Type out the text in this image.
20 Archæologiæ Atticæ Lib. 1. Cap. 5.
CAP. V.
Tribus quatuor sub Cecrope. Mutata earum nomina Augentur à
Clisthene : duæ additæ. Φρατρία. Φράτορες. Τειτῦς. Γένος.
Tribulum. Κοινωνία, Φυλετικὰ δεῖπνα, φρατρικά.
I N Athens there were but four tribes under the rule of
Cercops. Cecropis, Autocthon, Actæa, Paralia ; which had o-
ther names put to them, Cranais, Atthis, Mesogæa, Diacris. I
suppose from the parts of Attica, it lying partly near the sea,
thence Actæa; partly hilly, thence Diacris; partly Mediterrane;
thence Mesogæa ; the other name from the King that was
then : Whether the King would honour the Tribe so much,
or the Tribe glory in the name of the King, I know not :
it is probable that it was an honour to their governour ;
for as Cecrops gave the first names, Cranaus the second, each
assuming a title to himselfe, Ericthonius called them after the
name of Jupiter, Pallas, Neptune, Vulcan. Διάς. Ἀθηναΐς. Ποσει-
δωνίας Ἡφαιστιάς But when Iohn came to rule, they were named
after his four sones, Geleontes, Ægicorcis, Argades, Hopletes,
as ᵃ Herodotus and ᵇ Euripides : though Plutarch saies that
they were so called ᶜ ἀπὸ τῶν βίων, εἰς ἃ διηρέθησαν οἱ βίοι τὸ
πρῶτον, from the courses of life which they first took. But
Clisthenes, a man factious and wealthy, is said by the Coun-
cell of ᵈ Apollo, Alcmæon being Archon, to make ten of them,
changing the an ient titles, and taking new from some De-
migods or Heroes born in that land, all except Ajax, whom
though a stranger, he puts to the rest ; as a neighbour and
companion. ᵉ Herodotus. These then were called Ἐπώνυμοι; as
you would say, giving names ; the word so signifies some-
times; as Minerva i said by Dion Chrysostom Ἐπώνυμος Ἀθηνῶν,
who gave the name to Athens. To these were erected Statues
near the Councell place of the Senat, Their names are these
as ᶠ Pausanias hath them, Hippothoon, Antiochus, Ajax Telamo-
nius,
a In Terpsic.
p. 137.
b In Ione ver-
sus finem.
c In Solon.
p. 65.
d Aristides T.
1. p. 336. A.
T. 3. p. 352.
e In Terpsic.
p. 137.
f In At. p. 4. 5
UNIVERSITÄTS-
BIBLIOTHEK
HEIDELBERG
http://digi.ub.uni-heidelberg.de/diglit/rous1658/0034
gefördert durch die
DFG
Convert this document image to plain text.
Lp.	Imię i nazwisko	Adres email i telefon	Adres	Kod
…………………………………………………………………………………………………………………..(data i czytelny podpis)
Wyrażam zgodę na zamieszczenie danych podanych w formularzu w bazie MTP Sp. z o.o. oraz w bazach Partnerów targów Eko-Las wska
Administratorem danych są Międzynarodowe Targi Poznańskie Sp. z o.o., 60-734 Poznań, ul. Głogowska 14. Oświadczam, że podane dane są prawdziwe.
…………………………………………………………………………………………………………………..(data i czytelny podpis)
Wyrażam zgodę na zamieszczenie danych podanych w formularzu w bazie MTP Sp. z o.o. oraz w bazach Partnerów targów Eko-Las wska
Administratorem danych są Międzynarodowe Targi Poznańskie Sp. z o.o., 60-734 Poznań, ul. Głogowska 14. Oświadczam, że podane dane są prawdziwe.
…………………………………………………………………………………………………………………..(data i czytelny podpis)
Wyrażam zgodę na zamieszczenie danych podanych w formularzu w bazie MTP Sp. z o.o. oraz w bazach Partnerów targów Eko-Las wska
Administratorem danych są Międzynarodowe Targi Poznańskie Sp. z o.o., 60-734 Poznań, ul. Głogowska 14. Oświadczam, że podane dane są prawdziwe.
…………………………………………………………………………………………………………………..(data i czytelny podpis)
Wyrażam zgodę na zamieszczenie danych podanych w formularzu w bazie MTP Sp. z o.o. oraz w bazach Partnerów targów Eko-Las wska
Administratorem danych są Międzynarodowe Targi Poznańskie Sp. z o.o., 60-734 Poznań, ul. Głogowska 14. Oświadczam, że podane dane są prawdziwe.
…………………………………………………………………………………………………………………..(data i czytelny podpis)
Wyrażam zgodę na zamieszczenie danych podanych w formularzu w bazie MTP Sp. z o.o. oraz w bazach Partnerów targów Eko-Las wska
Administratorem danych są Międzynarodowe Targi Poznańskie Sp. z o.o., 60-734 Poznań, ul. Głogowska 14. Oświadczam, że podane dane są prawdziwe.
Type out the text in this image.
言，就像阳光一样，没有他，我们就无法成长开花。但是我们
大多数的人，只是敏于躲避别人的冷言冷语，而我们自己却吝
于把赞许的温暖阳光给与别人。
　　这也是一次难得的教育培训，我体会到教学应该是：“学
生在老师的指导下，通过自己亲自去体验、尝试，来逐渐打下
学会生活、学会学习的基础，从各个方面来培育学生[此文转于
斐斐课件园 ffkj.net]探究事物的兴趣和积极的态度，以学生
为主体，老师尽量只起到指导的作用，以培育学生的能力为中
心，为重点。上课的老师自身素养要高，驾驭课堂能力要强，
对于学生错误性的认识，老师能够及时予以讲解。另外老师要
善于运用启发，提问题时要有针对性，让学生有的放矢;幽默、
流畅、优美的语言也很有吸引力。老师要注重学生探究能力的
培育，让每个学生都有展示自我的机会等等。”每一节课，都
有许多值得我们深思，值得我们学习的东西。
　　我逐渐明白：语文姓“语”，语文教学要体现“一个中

§ §

Given task » Can you give every line above again, exactly as written?

Right answer »
Type out the text in this image.
20 Archæologiæ Atticæ Lib. 1. Cap. 5.
CAP. V.
Tribus quatuor sub Cecrope. Mutata earum nomina Augentur à
Clisthene : duæ additæ. Φρατρία. Φράτορες. Τειτῦς. Γένος.
Tribulum. Κοινωνία, Φυλετικὰ δεῖπνα, φρατρικά.
I N Athens there were but four tribes under the rule of
Cercops. Cecropis, Autocthon, Actæa, Paralia ; which had o-
ther names put to them, Cranais, Atthis, Mesogæa, Diacris. I
suppose from the parts of Attica, it lying partly near the sea,
thence Actæa; partly hilly, thence Diacris; partly Mediterrane;
thence Mesogæa ; the other name from the King that was
then : Whether the King would honour the Tribe so much,
or the Tribe glory in the name of the King, I know not :
it is probable that it was an honour to their governour ;
for as Cecrops gave the first names, Cranaus the second, each
assuming a title to himselfe, Ericthonius called them after the
name of Jupiter, Pallas, Neptune, Vulcan. Διάς. Ἀθηναΐς. Ποσει-
δωνίας Ἡφαιστιάς But when Iohn came to rule, they were named
after his four sones, Geleontes, Ægicorcis, Argades, Hopletes,
as ᵃ Herodotus and ᵇ Euripides : though Plutarch saies that
they were so called ᶜ ἀπὸ τῶν βίων, εἰς ἃ διηρέθησαν οἱ βίοι τὸ
πρῶτον, from the courses of life which they first took. But
Clisthenes, a man factious and wealthy, is said by the Coun-
cell of ᵈ Apollo, Alcmæon being Archon, to make ten of them,
changing the an ient titles, and taking new from some De-
migods or Heroes born in that land, all except Ajax, whom
though a stranger, he puts to the rest ; as a neighbour and
companion. ᵉ Herodotus. These then were called Ἐπώνυμοι; as
you would say, giving names ; the word so signifies some-
times; as Minerva i said by Dion Chrysostom Ἐπώνυμος Ἀθηνῶν,
who gave the name to Athens. To these were erected Statues
near the Councell place of the Senat, Their names are these
as ᶠ Pausanias hath them, Hippothoon, Antiochus, Ajax Telamo-
nius,
a In Terpsic.
p. 137.
b In Ione ver-
sus finem.
c In Solon.
p. 65.
d Aristides T.
1. p. 336. A.
T. 3. p. 352.
e In Terpsic.
p. 137.
f In At. p. 4. 5
UNIVERSITÄTS-
BIBLIOTHEK
HEIDELBERG
http://digi.ub.uni-heidelberg.de/diglit/rous1658/0034
gefördert durch die
DFG
Convert this document image to plain text.
Lp.	Imię i nazwisko	Adres email i telefon	Adres	Kod
…………………………………………………………………………………………………………………..(data i czytelny podpis)
Wyrażam zgodę na zamieszczenie danych podanych w formularzu w bazie MTP Sp. z o.o. oraz w bazach Partnerów targów Eko-Las wska
Administratorem danych są Międzynarodowe Targi Poznańskie Sp. z o.o., 60-734 Poznań, ul. Głogowska 14. Oświadczam, że podane dane są prawdziwe.
…………………………………………………………………………………………………………………..(data i czytelny podpis)
Wyrażam zgodę na zamieszczenie danych podanych w formularzu w bazie MTP Sp. z o.o. oraz w bazach Partnerów targów Eko-Las wska
Administratorem danych są Międzynarodowe Targi Poznańskie Sp. z o.o., 60-734 Poznań, ul. Głogowska 14. Oświadczam, że podane dane są prawdziwe.
…………………………………………………………………………………………………………………..(data i czytelny podpis)
Wyrażam zgodę na zamieszczenie danych podanych w formularzu w bazie MTP Sp. z o.o. oraz w bazach Partnerów targów Eko-Las wska
Administratorem danych są Międzynarodowe Targi Poznańskie Sp. z o.o., 60-734 Poznań, ul. Głogowska 14. Oświadczam, że podane dane są prawdziwe.
…………………………………………………………………………………………………………………..(data i czytelny podpis)
Wyrażam zgodę na zamieszczenie danych podanych w formularzu w bazie MTP Sp. z o.o. oraz w bazach Partnerów targów Eko-Las wska
Administratorem danych są Międzynarodowe Targi Poznańskie Sp. z o.o., 60-734 Poznań, ul. Głogowska 14. Oświadczam, że podane dane są prawdziwe.
…………………………………………………………………………………………………………………..(data i czytelny podpis)
Wyrażam zgodę na zamieszczenie danych podanych w formularzu w bazie MTP Sp. z o.o. oraz w bazach Partnerów targów Eko-Las wska
Administratorem danych są Międzynarodowe Targi Poznańskie Sp. z o.o., 60-734 Poznań, ul. Głogowska 14. Oświadczam, że podane dane są prawdziwe.
Type out the text in this image.
言，就像阳光一样，没有他，我们就无法成长开花。但是我们
大多数的人，只是敏于躲避别人的冷言冷语，而我们自己却吝
于把赞许的温暖阳光给与别人。
　　这也是一次难得的教育培训，我体会到教学应该是：“学
生在老师的指导下，通过自己亲自去体验、尝试，来逐渐打下
学会生活、学会学习的基础，从各个方面来培育学生[此文转于
斐斐课件园 ffkj.net]探究事物的兴趣和积极的态度，以学生
为主体，老师尽量只起到指导的作用，以培育学生的能力为中
心，为重点。上课的老师自身素养要高，驾驭课堂能力要强，
对于学生错误性的认识，老师能够及时予以讲解。另外老师要
善于运用启发，提问题时要有针对性，让学生有的放矢;幽默、
流畅、优美的语言也很有吸引力。老师要注重学生探究能力的
培育，让每个学生都有展示自我的机会等等。”每一节课，都
有许多值得我们深思，值得我们学习的东西。
　　我逐渐明白：语文姓“语”，语文教学要体现“一个中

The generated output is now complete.